Take each line that has the word "this" and return it.

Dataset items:
--------------------
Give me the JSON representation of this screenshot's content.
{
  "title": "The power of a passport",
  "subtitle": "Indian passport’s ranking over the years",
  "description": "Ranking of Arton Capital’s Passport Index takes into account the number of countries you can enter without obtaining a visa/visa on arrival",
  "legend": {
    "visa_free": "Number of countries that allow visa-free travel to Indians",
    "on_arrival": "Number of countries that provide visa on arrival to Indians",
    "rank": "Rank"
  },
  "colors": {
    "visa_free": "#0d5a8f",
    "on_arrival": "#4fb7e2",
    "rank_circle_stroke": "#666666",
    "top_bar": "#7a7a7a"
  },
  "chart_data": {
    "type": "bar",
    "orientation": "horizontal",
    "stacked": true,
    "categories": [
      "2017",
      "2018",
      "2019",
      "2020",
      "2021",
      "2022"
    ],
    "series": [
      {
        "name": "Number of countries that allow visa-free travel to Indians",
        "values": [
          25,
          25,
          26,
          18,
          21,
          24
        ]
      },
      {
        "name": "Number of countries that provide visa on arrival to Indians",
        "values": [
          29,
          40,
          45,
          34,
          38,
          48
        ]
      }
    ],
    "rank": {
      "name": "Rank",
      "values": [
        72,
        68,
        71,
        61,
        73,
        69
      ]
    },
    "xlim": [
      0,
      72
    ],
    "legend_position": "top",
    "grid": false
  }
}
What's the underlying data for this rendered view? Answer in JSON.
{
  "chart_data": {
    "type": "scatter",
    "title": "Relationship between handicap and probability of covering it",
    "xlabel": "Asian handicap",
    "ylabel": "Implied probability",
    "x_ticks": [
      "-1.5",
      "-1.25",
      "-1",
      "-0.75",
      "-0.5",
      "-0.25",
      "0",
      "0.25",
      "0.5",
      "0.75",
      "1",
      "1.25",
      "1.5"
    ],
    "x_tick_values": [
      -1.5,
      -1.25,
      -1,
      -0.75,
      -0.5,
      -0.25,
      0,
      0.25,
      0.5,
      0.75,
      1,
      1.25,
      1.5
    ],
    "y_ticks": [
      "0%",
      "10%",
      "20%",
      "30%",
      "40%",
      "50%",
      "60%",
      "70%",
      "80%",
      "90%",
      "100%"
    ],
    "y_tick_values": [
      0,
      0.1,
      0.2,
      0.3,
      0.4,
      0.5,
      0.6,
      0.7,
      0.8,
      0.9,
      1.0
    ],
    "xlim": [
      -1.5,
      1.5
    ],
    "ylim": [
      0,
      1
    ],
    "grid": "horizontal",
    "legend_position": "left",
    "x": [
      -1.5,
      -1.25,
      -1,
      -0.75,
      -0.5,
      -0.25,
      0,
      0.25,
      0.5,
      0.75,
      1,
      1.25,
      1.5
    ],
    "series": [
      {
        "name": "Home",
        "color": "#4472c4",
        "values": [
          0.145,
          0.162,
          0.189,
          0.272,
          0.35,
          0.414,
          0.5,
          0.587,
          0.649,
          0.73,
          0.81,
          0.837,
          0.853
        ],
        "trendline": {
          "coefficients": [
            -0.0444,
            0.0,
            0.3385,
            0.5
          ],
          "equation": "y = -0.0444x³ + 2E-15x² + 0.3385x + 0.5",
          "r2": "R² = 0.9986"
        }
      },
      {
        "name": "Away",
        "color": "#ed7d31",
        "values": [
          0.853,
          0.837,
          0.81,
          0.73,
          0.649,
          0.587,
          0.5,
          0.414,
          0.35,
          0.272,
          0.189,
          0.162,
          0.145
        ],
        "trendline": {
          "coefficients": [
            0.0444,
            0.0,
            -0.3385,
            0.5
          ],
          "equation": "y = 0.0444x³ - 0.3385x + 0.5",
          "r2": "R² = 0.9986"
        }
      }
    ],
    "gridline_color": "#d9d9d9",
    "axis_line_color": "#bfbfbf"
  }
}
--------------------
Answer:
Give me the JSON representation of this screenshot's content.
What's the underlying data for this rendered view? Answer in JSON.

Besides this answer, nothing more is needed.